◆ **YOUR OBJECTIVE**
In the listing below, locate the lines that hold "catch" and copy them.

◆ **THE INPUT**
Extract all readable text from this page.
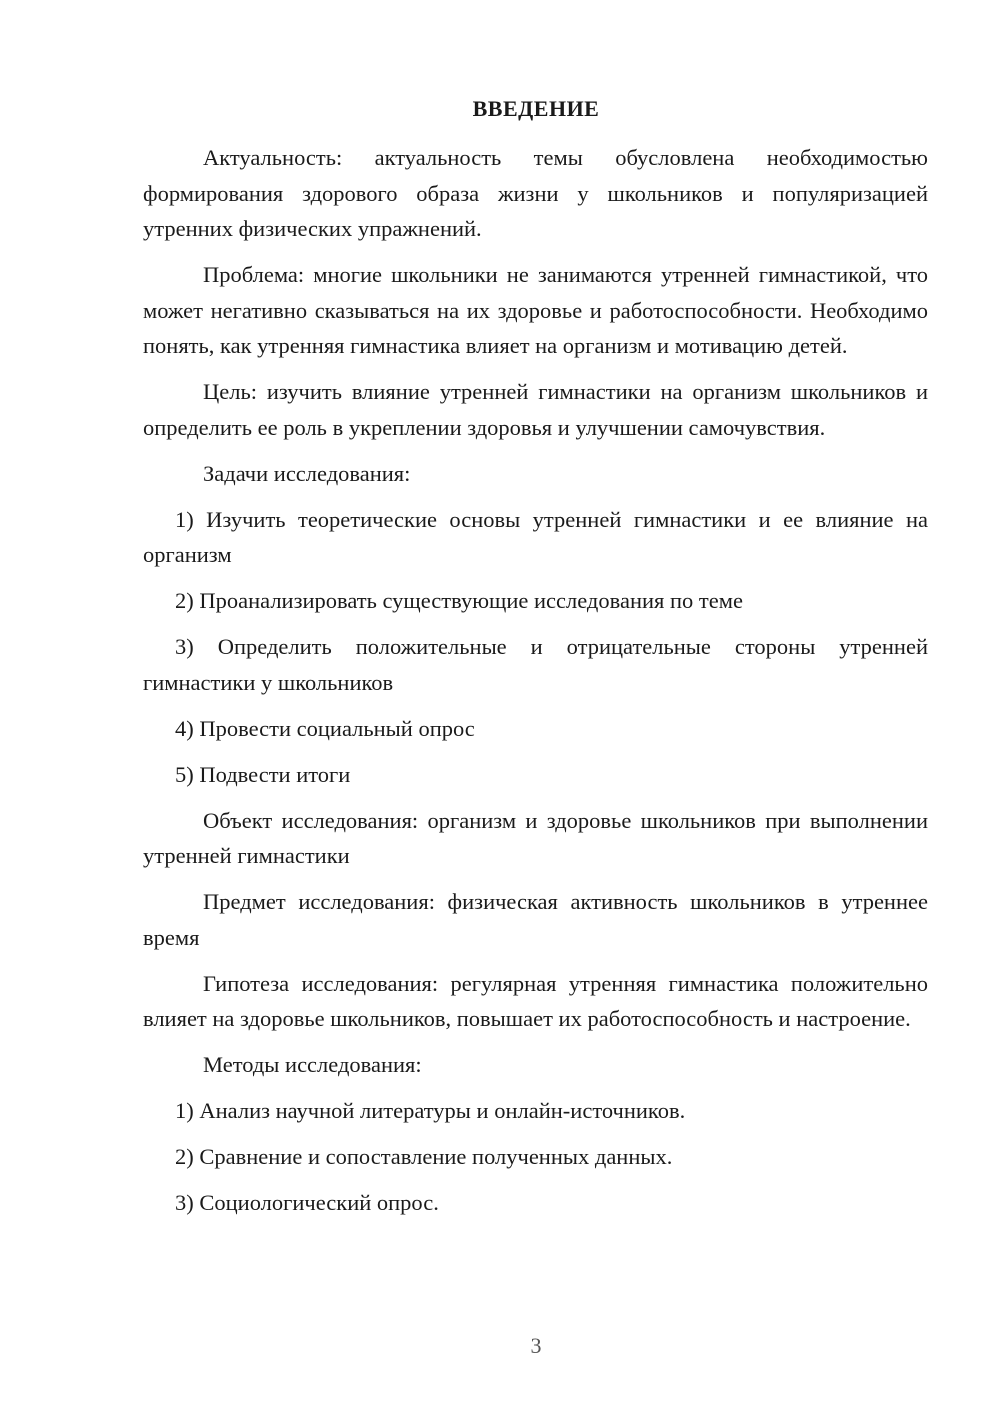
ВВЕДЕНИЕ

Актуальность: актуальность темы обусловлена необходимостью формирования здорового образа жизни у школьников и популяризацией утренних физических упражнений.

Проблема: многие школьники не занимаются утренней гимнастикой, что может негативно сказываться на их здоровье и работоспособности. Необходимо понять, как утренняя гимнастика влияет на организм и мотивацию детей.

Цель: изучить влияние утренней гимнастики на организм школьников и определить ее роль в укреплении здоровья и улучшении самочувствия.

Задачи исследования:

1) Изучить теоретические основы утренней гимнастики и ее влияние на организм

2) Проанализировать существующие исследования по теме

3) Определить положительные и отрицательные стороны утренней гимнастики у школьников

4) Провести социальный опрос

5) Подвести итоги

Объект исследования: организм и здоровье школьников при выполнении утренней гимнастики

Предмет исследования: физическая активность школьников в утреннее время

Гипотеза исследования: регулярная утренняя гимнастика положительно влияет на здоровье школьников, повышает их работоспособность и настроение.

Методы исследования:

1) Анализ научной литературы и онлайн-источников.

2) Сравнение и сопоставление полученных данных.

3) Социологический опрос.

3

...

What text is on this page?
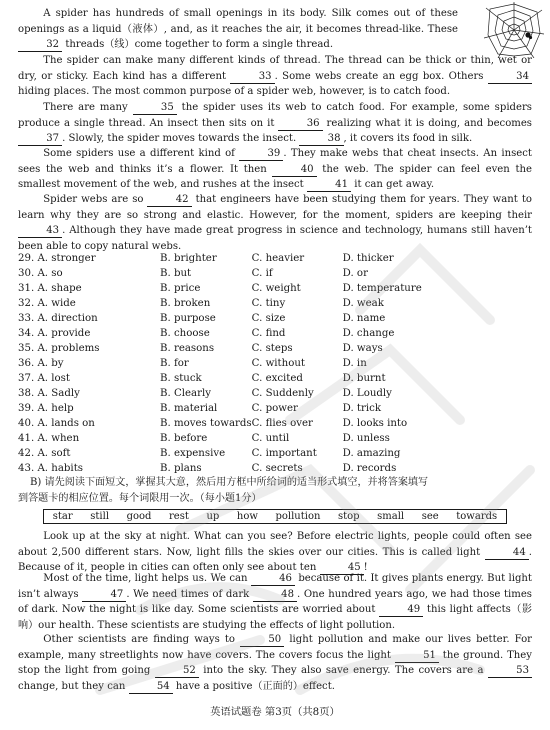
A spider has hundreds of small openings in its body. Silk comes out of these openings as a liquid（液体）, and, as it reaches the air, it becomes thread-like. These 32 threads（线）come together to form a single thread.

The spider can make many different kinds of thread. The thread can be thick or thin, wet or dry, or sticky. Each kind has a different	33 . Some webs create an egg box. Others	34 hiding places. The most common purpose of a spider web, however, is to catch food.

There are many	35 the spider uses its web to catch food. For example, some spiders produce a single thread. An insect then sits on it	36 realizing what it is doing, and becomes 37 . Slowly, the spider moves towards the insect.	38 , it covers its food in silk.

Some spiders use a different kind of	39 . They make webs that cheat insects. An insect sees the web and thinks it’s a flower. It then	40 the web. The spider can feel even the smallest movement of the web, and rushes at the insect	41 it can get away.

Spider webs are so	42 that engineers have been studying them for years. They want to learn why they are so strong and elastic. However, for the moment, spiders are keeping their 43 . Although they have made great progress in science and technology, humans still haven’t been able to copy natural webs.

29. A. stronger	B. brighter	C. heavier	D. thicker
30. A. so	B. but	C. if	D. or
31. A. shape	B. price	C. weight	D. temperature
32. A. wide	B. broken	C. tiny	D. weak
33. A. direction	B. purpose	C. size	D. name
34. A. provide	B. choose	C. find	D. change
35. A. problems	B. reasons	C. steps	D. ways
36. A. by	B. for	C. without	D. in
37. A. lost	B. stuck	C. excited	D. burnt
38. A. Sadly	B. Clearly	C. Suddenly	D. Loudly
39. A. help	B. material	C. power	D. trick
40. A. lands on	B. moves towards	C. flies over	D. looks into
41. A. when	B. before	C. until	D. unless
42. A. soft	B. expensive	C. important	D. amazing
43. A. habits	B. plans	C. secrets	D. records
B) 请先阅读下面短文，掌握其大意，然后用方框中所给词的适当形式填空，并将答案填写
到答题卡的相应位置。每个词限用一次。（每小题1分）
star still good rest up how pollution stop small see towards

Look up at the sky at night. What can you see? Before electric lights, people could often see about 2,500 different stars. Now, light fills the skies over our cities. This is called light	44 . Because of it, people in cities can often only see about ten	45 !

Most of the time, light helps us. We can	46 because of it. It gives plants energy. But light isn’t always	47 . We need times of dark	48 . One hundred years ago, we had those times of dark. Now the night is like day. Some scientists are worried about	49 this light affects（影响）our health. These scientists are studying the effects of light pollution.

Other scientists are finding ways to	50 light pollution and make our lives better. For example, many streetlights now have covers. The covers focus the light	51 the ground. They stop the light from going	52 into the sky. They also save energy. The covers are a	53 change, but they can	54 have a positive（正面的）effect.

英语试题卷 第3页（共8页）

◆ **RESPONSE TO THIS TASK**
The spider can make many different kinds of thread. The thread can be thick or thin, wet or dry, or sticky. Each kind has a different	33 . Some webs create an egg box. Others	34 hiding places. The most common purpose of a spider web, however, is to catch food.
There are many	35 the spider uses its web to catch food. For example, some spiders produce a single thread. An insect then sits on it	36 realizing what it is doing, and becomes 37 . Slowly, the spider moves towards the insect.	38 , it covers its food in silk.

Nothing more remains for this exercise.